- STATED GOAL 1: In the forum thread, why does severine say the trip to see Naked Boys Singing was not a male review or stripping?

━━━ QUOTED PASSAGE

Women do the same thing with Bachelorette parties..they drink a bunch of Cosmos and champagne..then all of a sudden the pizza guy shows up..only the pizza box is empty..lol..


----------



## severine (Sep 16, 2008)

GrilledSteezeSandwich said:


> Women do the same thing with Bachelorette parties..they drink a bunch of Cosmos and champagne..then all of a sudden the pizza guy shows up..only the pizza box is empty..lol..


NONE of the women I know have done that.  And I most certainly did not.


----------



## GrilledSteezeSandwich (Sep 16, 2008)

severine said:


> NONE of the women I know have done that.  And I most certainly did not.



What did you do for your bachelorette party???  I know for both my sisters and cousins..they went to a male stripclub in Atlantic city.  It's a rite of passage for some..before being with the same guy forever or until there is a divorce..lol


----------



## severine (Sep 16, 2008)

My bridesmaids brought me to Chili's for dinner, I had a couple drinks (2 of my bridesmaids were underage).  Then they brought me home.  Whoop-dee-doo.  Real exciting.

For one of my cousins, I did help my sister plan hers and we brought her to NYC to the Museum of Sex and to see Naked Boys Singing.  BUT that's NOT a male review or stripping... it's a funny and at times, sad, musical about gay men and their lives.

I don't consider hiring a stripper for a raunchy bachelor/bachelorette party a rite of passage... I consider it a sign of how little commitment means to people these days.


----------



## ctenidae (Sep 16, 2008)

Weekend was fine.

━━━━━━

- STATED GOAL 2: Edit the records starting at the first line and ending at the line containing "contour-label: 0.05 [190,393,206,415]", changing "cone-of-influence" to "influence-cone" and leaving everything else unchanged.

━━━ ENTRIES SUPPLIED

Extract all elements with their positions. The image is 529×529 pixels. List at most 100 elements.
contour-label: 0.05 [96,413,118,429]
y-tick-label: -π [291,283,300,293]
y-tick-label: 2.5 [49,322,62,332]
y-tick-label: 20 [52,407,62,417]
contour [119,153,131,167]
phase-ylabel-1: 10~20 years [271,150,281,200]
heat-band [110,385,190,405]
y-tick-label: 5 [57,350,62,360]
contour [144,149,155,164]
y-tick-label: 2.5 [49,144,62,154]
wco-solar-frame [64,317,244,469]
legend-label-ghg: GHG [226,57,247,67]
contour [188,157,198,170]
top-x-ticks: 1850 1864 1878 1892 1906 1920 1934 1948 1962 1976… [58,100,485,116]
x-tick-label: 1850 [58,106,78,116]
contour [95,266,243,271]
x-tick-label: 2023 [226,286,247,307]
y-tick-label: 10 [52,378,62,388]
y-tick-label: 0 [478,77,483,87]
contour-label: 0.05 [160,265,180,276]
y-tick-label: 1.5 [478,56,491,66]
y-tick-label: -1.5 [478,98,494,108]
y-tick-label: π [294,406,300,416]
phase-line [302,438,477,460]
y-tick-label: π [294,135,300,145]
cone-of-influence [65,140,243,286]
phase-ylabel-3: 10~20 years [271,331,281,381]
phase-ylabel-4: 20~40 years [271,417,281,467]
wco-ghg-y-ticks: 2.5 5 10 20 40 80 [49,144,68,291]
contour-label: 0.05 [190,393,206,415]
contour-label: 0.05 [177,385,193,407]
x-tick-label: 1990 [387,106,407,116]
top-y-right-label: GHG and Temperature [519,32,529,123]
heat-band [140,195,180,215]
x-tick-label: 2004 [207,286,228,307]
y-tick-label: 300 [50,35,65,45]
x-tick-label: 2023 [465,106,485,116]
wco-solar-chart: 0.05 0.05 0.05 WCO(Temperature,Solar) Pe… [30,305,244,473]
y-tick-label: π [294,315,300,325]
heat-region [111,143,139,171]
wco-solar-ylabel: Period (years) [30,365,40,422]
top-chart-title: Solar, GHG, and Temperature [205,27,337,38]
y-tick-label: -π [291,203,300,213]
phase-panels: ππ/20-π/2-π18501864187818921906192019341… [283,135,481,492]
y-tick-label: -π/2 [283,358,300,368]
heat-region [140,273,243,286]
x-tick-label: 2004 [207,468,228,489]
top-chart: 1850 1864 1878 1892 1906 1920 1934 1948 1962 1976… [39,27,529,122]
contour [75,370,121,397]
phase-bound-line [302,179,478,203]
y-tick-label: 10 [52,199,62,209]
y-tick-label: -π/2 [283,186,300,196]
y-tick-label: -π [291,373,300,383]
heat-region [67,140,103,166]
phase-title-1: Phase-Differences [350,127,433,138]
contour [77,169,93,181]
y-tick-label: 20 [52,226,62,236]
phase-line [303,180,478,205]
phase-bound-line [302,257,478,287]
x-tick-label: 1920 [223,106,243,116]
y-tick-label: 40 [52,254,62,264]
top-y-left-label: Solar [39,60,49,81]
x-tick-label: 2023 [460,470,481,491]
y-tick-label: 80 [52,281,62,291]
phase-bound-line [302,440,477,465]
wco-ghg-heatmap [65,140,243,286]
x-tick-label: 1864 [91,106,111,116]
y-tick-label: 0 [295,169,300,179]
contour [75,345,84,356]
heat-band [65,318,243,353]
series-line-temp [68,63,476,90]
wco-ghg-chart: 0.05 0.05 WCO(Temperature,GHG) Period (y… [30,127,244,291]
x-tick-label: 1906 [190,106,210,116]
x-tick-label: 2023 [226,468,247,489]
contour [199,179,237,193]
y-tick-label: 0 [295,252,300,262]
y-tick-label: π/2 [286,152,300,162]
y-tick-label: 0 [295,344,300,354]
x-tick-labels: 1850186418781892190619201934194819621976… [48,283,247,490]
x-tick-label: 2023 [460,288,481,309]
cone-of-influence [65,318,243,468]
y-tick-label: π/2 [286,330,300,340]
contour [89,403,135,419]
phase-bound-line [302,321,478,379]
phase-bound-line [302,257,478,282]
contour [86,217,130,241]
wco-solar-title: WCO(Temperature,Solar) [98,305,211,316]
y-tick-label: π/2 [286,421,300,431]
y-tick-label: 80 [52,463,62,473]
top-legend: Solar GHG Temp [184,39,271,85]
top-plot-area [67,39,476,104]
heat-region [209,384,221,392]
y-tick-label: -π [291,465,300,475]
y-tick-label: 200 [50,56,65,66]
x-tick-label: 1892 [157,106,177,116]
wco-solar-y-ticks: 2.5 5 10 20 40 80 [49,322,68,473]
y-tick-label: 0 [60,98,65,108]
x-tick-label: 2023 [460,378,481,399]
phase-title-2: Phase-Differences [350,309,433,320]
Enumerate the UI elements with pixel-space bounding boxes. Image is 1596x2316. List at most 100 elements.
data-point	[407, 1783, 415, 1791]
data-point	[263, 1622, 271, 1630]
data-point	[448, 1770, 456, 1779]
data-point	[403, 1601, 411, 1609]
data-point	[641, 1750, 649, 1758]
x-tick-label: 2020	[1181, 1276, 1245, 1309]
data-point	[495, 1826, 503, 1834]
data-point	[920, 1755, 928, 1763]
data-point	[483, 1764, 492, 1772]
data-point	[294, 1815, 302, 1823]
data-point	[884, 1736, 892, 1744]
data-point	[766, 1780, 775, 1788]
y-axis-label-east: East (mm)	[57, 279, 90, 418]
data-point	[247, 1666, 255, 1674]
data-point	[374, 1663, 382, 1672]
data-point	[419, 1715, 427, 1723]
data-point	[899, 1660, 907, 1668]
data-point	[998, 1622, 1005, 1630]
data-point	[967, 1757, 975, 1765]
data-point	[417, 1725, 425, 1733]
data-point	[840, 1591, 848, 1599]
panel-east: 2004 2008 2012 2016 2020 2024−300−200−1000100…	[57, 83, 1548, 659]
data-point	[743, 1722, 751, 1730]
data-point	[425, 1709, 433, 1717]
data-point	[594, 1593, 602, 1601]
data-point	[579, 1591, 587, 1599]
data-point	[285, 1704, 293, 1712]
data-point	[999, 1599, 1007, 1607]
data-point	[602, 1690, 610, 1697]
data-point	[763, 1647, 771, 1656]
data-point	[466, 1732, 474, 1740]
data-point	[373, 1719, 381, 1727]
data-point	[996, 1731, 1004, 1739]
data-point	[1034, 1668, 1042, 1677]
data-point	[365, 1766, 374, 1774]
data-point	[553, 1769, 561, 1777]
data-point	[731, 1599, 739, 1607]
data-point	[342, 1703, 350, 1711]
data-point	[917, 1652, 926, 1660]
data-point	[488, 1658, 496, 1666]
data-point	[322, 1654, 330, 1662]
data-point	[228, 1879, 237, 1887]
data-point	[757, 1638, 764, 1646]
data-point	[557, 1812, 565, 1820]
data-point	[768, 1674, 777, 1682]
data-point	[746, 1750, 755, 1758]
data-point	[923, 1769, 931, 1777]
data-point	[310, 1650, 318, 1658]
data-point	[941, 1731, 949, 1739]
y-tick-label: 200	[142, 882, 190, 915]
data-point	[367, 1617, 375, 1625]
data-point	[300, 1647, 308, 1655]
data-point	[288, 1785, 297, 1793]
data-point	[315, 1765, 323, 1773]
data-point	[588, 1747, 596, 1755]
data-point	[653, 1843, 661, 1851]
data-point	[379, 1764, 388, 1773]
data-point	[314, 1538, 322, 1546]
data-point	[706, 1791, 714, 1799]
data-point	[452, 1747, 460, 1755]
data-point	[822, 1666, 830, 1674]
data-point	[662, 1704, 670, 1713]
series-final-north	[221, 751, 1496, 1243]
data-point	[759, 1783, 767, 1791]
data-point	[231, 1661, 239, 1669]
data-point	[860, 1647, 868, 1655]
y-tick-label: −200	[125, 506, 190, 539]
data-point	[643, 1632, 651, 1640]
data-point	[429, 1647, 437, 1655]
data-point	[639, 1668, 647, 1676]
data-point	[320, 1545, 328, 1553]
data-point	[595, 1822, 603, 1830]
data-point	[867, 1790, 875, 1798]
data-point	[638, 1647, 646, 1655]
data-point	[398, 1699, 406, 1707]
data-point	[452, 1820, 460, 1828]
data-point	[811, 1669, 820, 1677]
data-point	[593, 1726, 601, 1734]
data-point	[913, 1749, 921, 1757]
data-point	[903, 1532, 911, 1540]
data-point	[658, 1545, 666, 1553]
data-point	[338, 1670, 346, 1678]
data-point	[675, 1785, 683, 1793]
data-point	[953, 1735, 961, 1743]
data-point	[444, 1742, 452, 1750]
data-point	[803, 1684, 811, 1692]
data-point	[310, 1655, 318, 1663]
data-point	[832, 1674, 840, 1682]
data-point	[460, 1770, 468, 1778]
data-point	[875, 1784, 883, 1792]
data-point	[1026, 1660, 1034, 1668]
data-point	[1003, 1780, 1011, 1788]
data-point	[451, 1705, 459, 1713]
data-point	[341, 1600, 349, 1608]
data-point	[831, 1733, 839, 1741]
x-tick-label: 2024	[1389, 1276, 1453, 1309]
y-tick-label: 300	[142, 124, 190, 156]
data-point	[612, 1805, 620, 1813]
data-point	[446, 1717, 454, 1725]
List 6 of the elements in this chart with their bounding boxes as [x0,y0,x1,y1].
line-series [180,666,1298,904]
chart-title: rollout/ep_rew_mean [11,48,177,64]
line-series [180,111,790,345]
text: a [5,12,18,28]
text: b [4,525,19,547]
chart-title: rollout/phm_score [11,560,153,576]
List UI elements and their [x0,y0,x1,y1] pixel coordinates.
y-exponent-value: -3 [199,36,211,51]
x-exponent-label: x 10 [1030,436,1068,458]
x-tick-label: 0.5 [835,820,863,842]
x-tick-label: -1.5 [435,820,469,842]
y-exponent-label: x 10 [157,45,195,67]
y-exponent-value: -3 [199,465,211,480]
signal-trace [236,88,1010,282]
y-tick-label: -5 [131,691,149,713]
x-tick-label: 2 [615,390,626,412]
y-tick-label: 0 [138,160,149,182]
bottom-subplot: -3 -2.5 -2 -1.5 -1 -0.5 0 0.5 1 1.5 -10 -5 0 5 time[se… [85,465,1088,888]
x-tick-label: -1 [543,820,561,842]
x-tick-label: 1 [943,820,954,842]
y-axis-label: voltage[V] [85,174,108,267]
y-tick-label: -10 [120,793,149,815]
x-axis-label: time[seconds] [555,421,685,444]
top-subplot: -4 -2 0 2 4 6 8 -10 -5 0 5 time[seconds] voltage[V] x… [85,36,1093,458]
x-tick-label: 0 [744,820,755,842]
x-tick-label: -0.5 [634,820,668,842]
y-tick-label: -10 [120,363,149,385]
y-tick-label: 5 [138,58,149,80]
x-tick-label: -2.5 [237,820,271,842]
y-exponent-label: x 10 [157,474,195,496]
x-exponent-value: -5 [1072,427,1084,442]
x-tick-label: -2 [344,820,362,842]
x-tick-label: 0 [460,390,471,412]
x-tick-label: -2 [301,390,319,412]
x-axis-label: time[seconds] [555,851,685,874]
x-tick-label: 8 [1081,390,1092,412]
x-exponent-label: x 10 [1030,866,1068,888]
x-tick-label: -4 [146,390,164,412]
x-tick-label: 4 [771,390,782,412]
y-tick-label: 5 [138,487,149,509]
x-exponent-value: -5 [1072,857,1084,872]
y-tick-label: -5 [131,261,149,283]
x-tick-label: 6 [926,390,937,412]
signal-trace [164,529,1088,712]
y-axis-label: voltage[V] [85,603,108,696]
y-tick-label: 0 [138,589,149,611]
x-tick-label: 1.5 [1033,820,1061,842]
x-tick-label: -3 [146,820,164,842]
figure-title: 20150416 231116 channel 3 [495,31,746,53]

━━━━━━

- TASK RESULT 1: She explains that Naked Boys Singing is a funny and at times sad musical about gay men and their lives, not a male review or a stripping show.

- TASK RESULT 2:
Extract all elements with their positions. The image is 529×529 pixels. List at most 100 elements.
contour-label: 0.05 [96,413,118,429]
y-tick-label: -π [291,283,300,293]
y-tick-label: 2.5 [49,322,62,332]
y-tick-label: 20 [52,407,62,417]
contour [119,153,131,167]
phase-ylabel-1: 10~20 years [271,150,281,200]
heat-band [110,385,190,405]
y-tick-label: 5 [57,350,62,360]
contour [144,149,155,164]
y-tick-label: 2.5 [49,144,62,154]
wco-solar-frame [64,317,244,469]
legend-label-ghg: GHG [226,57,247,67]
contour [188,157,198,170]
top-x-ticks: 1850 1864 1878 1892 1906 1920 1934 1948 1962 1976… [58,100,485,116]
x-tick-label: 1850 [58,106,78,116]
contour [95,266,243,271]
x-tick-label: 2023 [226,286,247,307]
y-tick-label: 10 [52,378,62,388]
y-tick-label: 0 [478,77,483,87]
contour-label: 0.05 [160,265,180,276]
y-tick-label: 1.5 [478,56,491,66]
y-tick-label: -1.5 [478,98,494,108]
y-tick-label: π [294,406,300,416]
phase-line [302,438,477,460]
y-tick-label: π [294,135,300,145]
influence-cone [65,140,243,286]
phase-ylabel-3: 10~20 years [271,331,281,381]
phase-ylabel-4: 20~40 years [271,417,281,467]
wco-ghg-y-ticks: 2.5 5 10 20 40 80 [49,144,68,291]
contour-label: 0.05 [190,393,206,415]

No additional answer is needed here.